** BEGIN AVAILABLE DATA **

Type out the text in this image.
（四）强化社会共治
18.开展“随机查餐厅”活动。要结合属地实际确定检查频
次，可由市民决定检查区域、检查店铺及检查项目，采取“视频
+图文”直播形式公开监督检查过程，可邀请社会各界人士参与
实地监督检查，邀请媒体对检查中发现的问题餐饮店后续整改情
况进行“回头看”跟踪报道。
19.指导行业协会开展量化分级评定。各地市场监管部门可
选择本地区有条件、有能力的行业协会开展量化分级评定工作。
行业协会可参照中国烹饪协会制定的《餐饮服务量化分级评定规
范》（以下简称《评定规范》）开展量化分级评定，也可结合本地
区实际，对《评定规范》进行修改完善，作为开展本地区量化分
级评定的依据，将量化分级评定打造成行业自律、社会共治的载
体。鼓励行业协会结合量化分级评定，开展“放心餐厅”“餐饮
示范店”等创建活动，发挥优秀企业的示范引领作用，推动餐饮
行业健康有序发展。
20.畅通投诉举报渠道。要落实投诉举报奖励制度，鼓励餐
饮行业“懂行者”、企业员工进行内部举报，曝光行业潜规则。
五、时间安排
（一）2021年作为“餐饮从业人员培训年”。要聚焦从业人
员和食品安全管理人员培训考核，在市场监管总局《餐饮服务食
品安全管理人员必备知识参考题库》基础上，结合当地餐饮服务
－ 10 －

** END AVAILABLE DATA **

* TASK DESCRIPTION
Every entry should be printed again exactly as it stands.

* RESPONSE TO THE TASK
Type out the text in this image.
（四）强化社会共治
18.开展“随机查餐厅”活动。要结合属地实际确定检查频
次，可由市民决定检查区域、检查店铺及检查项目，采取“视频
+图文”直播形式公开监督检查过程，可邀请社会各界人士参与
实地监督检查，邀请媒体对检查中发现的问题餐饮店后续整改情
况进行“回头看”跟踪报道。
19.指导行业协会开展量化分级评定。各地市场监管部门可
选择本地区有条件、有能力的行业协会开展量化分级评定工作。
行业协会可参照中国烹饪协会制定的《餐饮服务量化分级评定规
范》（以下简称《评定规范》）开展量化分级评定，也可结合本地
区实际，对《评定规范》进行修改完善，作为开展本地区量化分
级评定的依据，将量化分级评定打造成行业自律、社会共治的载
体。鼓励行业协会结合量化分级评定，开展“放心餐厅”“餐饮
示范店”等创建活动，发挥优秀企业的示范引领作用，推动餐饮
行业健康有序发展。
20.畅通投诉举报渠道。要落实投诉举报奖励制度，鼓励餐
饮行业“懂行者”、企业员工进行内部举报，曝光行业潜规则。
五、时间安排
（一）2021年作为“餐饮从业人员培训年”。要聚焦从业人
员和食品安全管理人员培训考核，在市场监管总局《餐饮服务食
品安全管理人员必备知识参考题库》基础上，结合当地餐饮服务
－ 10 －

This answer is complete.